Exercise prompt: Omit every picture and return the rest of the data unaltered.
* * * * *
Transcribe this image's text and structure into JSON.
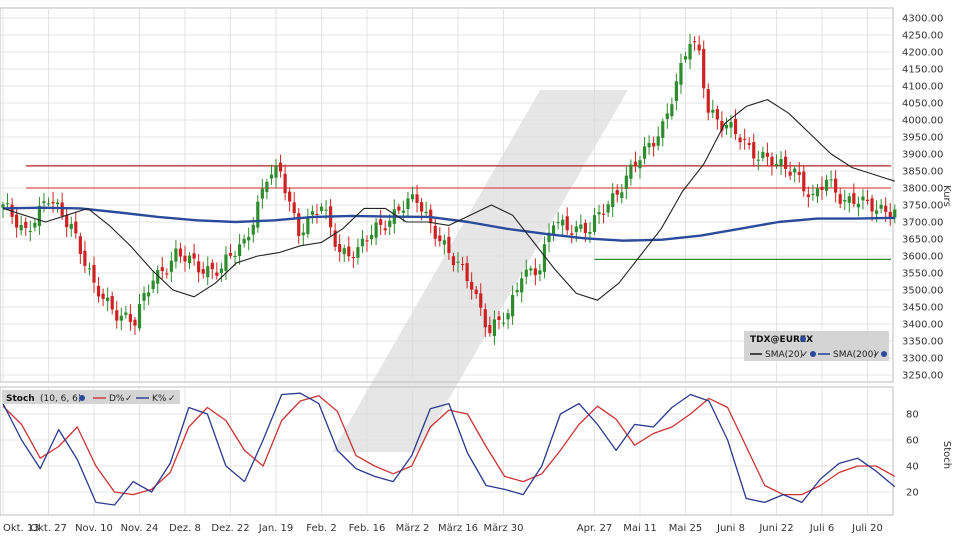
{
  "chart_data": [
    {
      "type": "candlestick",
      "symbol_label": "TDX@EUREX",
      "ylabel": "Kurs",
      "ylim": [
        3210,
        4300
      ],
      "yticks": [
        "4300.00",
        "4250.00",
        "4200.00",
        "4150.00",
        "4100.00",
        "4050.00",
        "4000.00",
        "3950.00",
        "3900.00",
        "3850.00",
        "3800.00",
        "3750.00",
        "3700.00",
        "3650.00",
        "3600.00",
        "3550.00",
        "3500.00",
        "3450.00",
        "3400.00",
        "3350.00",
        "3300.00",
        "3250.00"
      ],
      "ytick_values": [
        4300,
        4250,
        4200,
        4150,
        4100,
        4050,
        4000,
        3950,
        3900,
        3850,
        3800,
        3750,
        3700,
        3650,
        3600,
        3550,
        3500,
        3450,
        3400,
        3350,
        3300,
        3250
      ],
      "x_labels": [
        "Okt. 13",
        "Okt. 27",
        "Nov. 10",
        "Nov. 24",
        "Dez. 8",
        "Dez. 22",
        "Jan. 19",
        "Feb. 2",
        "Feb. 16",
        "März 2",
        "März 16",
        "März 30",
        "Apr. 27",
        "Mai 11",
        "Mai 25",
        "Juni 8",
        "Juni 22",
        "Juli 6",
        "Juli 20"
      ],
      "x_label_index": [
        0,
        10,
        20,
        30,
        40,
        50,
        60,
        70,
        80,
        90,
        100,
        110,
        130,
        140,
        150,
        160,
        170,
        180,
        190
      ],
      "bar_count": 197,
      "close_anchors": [
        [
          0,
          3740
        ],
        [
          5,
          3680
        ],
        [
          10,
          3760
        ],
        [
          15,
          3700
        ],
        [
          20,
          3500
        ],
        [
          25,
          3440
        ],
        [
          29,
          3400
        ],
        [
          33,
          3540
        ],
        [
          38,
          3600
        ],
        [
          43,
          3570
        ],
        [
          48,
          3560
        ],
        [
          53,
          3640
        ],
        [
          58,
          3830
        ],
        [
          61,
          3840
        ],
        [
          65,
          3680
        ],
        [
          70,
          3740
        ],
        [
          74,
          3620
        ],
        [
          78,
          3610
        ],
        [
          82,
          3680
        ],
        [
          87,
          3740
        ],
        [
          91,
          3760
        ],
        [
          95,
          3680
        ],
        [
          99,
          3580
        ],
        [
          103,
          3520
        ],
        [
          107,
          3380
        ],
        [
          111,
          3420
        ],
        [
          114,
          3560
        ],
        [
          118,
          3560
        ],
        [
          121,
          3700
        ],
        [
          125,
          3690
        ],
        [
          129,
          3670
        ],
        [
          133,
          3760
        ],
        [
          137,
          3830
        ],
        [
          141,
          3900
        ],
        [
          145,
          3990
        ],
        [
          149,
          4140
        ],
        [
          151,
          4230
        ],
        [
          153,
          4200
        ],
        [
          155,
          4040
        ],
        [
          158,
          3980
        ],
        [
          162,
          3950
        ],
        [
          166,
          3900
        ],
        [
          170,
          3860
        ],
        [
          174,
          3860
        ],
        [
          178,
          3760
        ],
        [
          181,
          3820
        ],
        [
          185,
          3770
        ],
        [
          188,
          3760
        ],
        [
          190,
          3740
        ]
      ],
      "series": [
        {
          "name": "SMA(20)",
          "color": "#222222",
          "values": [
            3740,
            3720,
            3700,
            3720,
            3740,
            3690,
            3630,
            3560,
            3500,
            3480,
            3520,
            3580,
            3600,
            3610,
            3630,
            3640,
            3680,
            3740,
            3740,
            3700,
            3700,
            3690,
            3720,
            3750,
            3720,
            3640,
            3560,
            3490,
            3470,
            3520,
            3600,
            3680,
            3790,
            3870,
            3990,
            4040,
            4060,
            4020,
            3960,
            3900,
            3860,
            3840,
            3820
          ]
        },
        {
          "name": "SMA(200)",
          "color": "#2a4b9b",
          "values": [
            3740,
            3742,
            3740,
            3728,
            3715,
            3705,
            3700,
            3705,
            3715,
            3718,
            3716,
            3715,
            3700,
            3680,
            3665,
            3652,
            3645,
            3648,
            3660,
            3680,
            3700,
            3710,
            3710,
            3712
          ]
        }
      ],
      "hlines": [
        {
          "value": 3865,
          "color": "#b22222"
        },
        {
          "value": 3800,
          "color": "#e05050"
        },
        {
          "value": 3590,
          "color": "#2e8b2e"
        }
      ],
      "legend_placement": "bottom-right"
    },
    {
      "type": "line",
      "title": "Stoch",
      "params": "(10, 6, 6)",
      "ylabel": "Stoch",
      "ylim": [
        0,
        100
      ],
      "yticks": [
        "80",
        "60",
        "40",
        "20"
      ],
      "ytick_values": [
        80,
        60,
        40,
        20
      ],
      "series": [
        {
          "name": "D%",
          "color": "#cc3333",
          "values": [
            86,
            72,
            46,
            55,
            70,
            40,
            20,
            18,
            22,
            35,
            70,
            85,
            75,
            52,
            40,
            75,
            90,
            94,
            82,
            48,
            40,
            34,
            40,
            70,
            83,
            80,
            55,
            32,
            28,
            34,
            52,
            72,
            86,
            76,
            56,
            65,
            70,
            80,
            92,
            85,
            55,
            25,
            18,
            18,
            25,
            35,
            40,
            40,
            32
          ]
        },
        {
          "name": "K%",
          "color": "#2b3a8f",
          "values": [
            88,
            60,
            38,
            68,
            45,
            12,
            10,
            28,
            20,
            42,
            85,
            80,
            40,
            28,
            60,
            95,
            96,
            88,
            52,
            38,
            32,
            28,
            48,
            84,
            88,
            50,
            25,
            22,
            18,
            40,
            80,
            88,
            72,
            52,
            72,
            70,
            85,
            95,
            90,
            60,
            15,
            12,
            18,
            12,
            30,
            42,
            46,
            36,
            24
          ]
        }
      ],
      "legend_placement": "top-left"
    }
  ],
  "colors": {
    "up_candle": "#2e8b2e",
    "down_candle": "#cc2222",
    "grid": "#dddddd",
    "legend_box": "#d4d4d4"
  }
}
* * * * *
Correct output:
Transcribe this image's text and structure into JSON.
{
  "chart_data": [
    {
      "type": "candlestick",
      "symbol_label": "TDX@EUREX",
      "ylabel": "Kurs",
      "ylim": [
        3210,
        4300
      ],
      "yticks": [
        "4300.00",
        "4250.00",
        "4200.00",
        "4150.00",
        "4100.00",
        "4050.00",
        "4000.00",
        "3950.00",
        "3900.00",
        "3850.00",
        "3800.00",
        "3750.00",
        "3700.00",
        "3650.00",
        "3600.00",
        "3550.00",
        "3500.00",
        "3450.00",
        "3400.00",
        "3350.00",
        "3300.00",
        "3250.00"
      ],
      "ytick_values": [
        4300,
        4250,
        4200,
        4150,
        4100,
        4050,
        4000,
        3950,
        3900,
        3850,
        3800,
        3750,
        3700,
        3650,
        3600,
        3550,
        3500,
        3450,
        3400,
        3350,
        3300,
        3250
      ],
      "x_labels": [
        "Okt. 13",
        "Okt. 27",
        "Nov. 10",
        "Nov. 24",
        "Dez. 8",
        "Dez. 22",
        "Jan. 19",
        "Feb. 2",
        "Feb. 16",
        "März 2",
        "März 16",
        "März 30",
        "Apr. 27",
        "Mai 11",
        "Mai 25",
        "Juni 8",
        "Juni 22",
        "Juli 6",
        "Juli 20"
      ],
      "x_label_index": [
        0,
        10,
        20,
        30,
        40,
        50,
        60,
        70,
        80,
        90,
        100,
        110,
        130,
        140,
        150,
        160,
        170,
        180,
        190
      ],
      "bar_count": 197,
      "close_anchors": [
        [
          0,
          3740
        ],
        [
          5,
          3680
        ],
        [
          10,
          3760
        ],
        [
          15,
          3700
        ],
        [
          20,
          3500
        ],
        [
          25,
          3440
        ],
        [
          29,
          3400
        ],
        [
          33,
          3540
        ],
        [
          38,
          3600
        ],
        [
          43,
          3570
        ],
        [
          48,
          3560
        ],
        [
          53,
          3640
        ],
        [
          58,
          3830
        ],
        [
          61,
          3840
        ],
        [
          65,
          3680
        ],
        [
          70,
          3740
        ],
        [
          74,
          3620
        ],
        [
          78,
          3610
        ],
        [
          82,
          3680
        ],
        [
          87,
          3740
        ],
        [
          91,
          3760
        ],
        [
          95,
          3680
        ],
        [
          99,
          3580
        ],
        [
          103,
          3520
        ],
        [
          107,
          3380
        ],
        [
          111,
          3420
        ],
        [
          114,
          3560
        ],
        [
          118,
          3560
        ],
        [
          121,
          3700
        ],
        [
          125,
          3690
        ],
        [
          129,
          3670
        ],
        [
          133,
          3760
        ],
        [
          137,
          3830
        ],
        [
          141,
          3900
        ],
        [
          145,
          3990
        ],
        [
          149,
          4140
        ],
        [
          151,
          4230
        ],
        [
          153,
          4200
        ],
        [
          155,
          4040
        ],
        [
          158,
          3980
        ],
        [
          162,
          3950
        ],
        [
          166,
          3900
        ],
        [
          170,
          3860
        ],
        [
          174,
          3860
        ],
        [
          178,
          3760
        ],
        [
          181,
          3820
        ],
        [
          185,
          3770
        ],
        [
          188,
          3760
        ],
        [
          190,
          3740
        ]
      ],
      "series": [
        {
          "name": "SMA(20)",
          "color": "#222222",
          "values": [
            3740,
            3720,
            3700,
            3720,
            3740,
            3690,
            3630,
            3560,
            3500,
            3480,
            3520,
            3580,
            3600,
            3610,
            3630,
            3640,
            3680,
            3740,
            3740,
            3700,
            3700,
            3690,
            3720,
            3750,
            3720,
            3640,
            3560,
            3490,
            3470,
            3520,
            3600,
            3680,
            3790,
            3870,
            3990,
            4040,
            4060,
            4020,
            3960,
            3900,
            3860,
            3840,
            3820
          ]
        },
        {
          "name": "SMA(200)",
          "color": "#2a4b9b",
          "values": [
            3740,
            3742,
            3740,
            3728,
            3715,
            3705,
            3700,
            3705,
            3715,
            3718,
            3716,
            3715,
            3700,
            3680,
            3665,
            3652,
            3645,
            3648,
            3660,
            3680,
            3700,
            3710,
            3710,
            3712
          ]
        }
      ],
      "hlines": [
        {
          "value": 3865,
          "color": "#b22222"
        },
        {
          "value": 3800,
          "color": "#e05050"
        },
        {
          "value": 3590,
          "color": "#2e8b2e"
        }
      ],
      "legend_placement": "bottom-right"
    },
    {
      "type": "line",
      "title": "Stoch",
      "params": "(10, 6, 6)",
      "ylabel": "Stoch",
      "ylim": [
        0,
        100
      ],
      "yticks": [
        "80",
        "60",
        "40",
        "20"
      ],
      "ytick_values": [
        80,
        60,
        40,
        20
      ],
      "series": [
        {
          "name": "D%",
          "color": "#cc3333",
          "values": [
            86,
            72,
            46,
            55,
            70,
            40,
            20,
            18,
            22,
            35,
            70,
            85,
            75,
            52,
            40,
            75,
            90,
            94,
            82,
            48,
            40,
            34,
            40,
            70,
            83,
            80,
            55,
            32,
            28,
            34,
            52,
            72,
            86,
            76,
            56,
            65,
            70,
            80,
            92,
            85,
            55,
            25,
            18,
            18,
            25,
            35,
            40,
            40,
            32
          ]
        },
        {
          "name": "K%",
          "color": "#2b3a8f",
          "values": [
            88,
            60,
            38,
            68,
            45,
            12,
            10,
            28,
            20,
            42,
            85,
            80,
            40,
            28,
            60,
            95,
            96,
            88,
            52,
            38,
            32,
            28,
            48,
            84,
            88,
            50,
            25,
            22,
            18,
            40,
            80,
            88,
            72,
            52,
            72,
            70,
            85,
            95,
            90,
            60,
            15,
            12,
            18,
            12,
            30,
            42,
            46,
            36,
            24
          ]
        }
      ],
      "legend_placement": "top-left"
    }
  ],
  "colors": {
    "up_candle": "#2e8b2e",
    "down_candle": "#cc2222",
    "grid": "#dddddd",
    "legend_box": "#d4d4d4"
  }
}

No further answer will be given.